Rows from a dataset
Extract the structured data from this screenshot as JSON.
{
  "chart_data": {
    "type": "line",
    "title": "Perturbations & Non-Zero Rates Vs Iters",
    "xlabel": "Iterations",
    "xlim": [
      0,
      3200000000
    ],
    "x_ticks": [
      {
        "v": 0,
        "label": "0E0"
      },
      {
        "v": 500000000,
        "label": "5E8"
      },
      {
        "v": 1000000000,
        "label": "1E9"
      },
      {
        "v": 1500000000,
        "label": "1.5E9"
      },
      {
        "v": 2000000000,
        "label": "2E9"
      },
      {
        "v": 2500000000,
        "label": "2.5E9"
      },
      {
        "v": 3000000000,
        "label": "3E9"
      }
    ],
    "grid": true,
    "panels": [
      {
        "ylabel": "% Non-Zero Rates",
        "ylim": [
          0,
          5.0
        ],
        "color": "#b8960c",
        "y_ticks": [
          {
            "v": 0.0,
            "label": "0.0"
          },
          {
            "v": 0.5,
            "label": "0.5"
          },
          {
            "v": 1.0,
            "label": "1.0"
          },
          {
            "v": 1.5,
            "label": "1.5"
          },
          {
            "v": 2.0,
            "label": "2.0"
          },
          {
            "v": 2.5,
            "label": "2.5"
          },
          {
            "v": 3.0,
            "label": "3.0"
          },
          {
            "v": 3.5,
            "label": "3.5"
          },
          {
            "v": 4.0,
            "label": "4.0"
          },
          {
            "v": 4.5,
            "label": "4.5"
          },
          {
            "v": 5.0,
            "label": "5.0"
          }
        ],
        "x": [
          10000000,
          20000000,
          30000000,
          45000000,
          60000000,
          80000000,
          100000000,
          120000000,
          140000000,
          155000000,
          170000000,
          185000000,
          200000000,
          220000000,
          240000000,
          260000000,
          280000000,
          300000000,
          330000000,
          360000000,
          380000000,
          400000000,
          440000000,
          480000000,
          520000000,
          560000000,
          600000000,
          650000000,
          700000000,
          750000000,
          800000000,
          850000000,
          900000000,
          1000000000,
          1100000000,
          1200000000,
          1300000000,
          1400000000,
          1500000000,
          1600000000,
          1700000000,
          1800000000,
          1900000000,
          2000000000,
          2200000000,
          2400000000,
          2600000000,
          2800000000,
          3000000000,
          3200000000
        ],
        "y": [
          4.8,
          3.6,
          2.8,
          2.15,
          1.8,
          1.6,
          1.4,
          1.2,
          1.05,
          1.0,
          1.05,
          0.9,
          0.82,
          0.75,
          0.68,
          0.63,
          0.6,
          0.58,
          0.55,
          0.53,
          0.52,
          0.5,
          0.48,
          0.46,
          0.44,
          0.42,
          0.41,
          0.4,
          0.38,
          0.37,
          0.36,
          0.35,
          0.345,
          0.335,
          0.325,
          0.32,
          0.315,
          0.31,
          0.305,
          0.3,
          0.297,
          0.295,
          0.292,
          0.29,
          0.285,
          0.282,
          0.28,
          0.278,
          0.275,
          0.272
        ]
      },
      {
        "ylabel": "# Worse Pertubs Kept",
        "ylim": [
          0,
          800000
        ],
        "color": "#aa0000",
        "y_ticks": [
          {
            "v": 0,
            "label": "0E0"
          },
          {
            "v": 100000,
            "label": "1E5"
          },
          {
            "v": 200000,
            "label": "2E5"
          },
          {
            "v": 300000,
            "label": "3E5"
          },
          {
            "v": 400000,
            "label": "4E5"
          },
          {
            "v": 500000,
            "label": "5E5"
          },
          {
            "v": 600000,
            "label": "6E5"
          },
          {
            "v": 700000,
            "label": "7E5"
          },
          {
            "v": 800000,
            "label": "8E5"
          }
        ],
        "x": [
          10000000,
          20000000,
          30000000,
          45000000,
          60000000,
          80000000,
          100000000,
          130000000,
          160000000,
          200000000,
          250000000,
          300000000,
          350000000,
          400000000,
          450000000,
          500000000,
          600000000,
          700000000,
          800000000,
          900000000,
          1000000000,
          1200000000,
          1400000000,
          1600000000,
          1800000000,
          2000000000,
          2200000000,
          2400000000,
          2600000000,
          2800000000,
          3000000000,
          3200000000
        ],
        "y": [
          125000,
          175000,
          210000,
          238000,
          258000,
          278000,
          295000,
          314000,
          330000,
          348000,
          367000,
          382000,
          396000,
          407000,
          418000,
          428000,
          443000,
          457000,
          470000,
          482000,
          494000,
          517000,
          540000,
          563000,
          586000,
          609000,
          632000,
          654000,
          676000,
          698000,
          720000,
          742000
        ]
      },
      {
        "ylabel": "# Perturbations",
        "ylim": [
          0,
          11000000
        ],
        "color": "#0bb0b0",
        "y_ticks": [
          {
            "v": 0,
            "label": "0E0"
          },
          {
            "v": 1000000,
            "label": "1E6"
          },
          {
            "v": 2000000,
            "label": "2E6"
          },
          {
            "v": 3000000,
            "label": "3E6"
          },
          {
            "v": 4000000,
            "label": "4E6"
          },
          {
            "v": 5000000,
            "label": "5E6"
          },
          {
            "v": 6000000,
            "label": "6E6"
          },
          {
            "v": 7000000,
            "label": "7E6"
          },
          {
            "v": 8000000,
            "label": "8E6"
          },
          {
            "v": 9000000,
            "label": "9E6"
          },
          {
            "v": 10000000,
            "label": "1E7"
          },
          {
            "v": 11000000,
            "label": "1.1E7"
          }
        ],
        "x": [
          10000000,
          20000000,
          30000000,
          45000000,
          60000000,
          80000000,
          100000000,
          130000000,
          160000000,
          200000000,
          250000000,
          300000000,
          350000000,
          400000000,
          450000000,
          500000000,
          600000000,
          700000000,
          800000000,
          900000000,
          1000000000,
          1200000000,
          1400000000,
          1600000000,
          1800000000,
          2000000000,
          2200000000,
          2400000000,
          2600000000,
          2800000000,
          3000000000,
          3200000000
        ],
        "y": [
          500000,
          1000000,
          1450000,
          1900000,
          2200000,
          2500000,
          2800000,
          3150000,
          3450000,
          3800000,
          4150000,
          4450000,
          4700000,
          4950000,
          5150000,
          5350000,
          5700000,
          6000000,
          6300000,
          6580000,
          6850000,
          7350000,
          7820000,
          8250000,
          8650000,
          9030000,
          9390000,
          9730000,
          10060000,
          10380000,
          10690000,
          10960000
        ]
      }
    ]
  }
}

Objective: Copy out every line of the listing that includes the string "ylabel".

Worked answer:
        "ylabel": "% Non-Zero Rates",
        "ylabel": "# Worse Pertubs Kept",
        "ylabel": "# Perturbations",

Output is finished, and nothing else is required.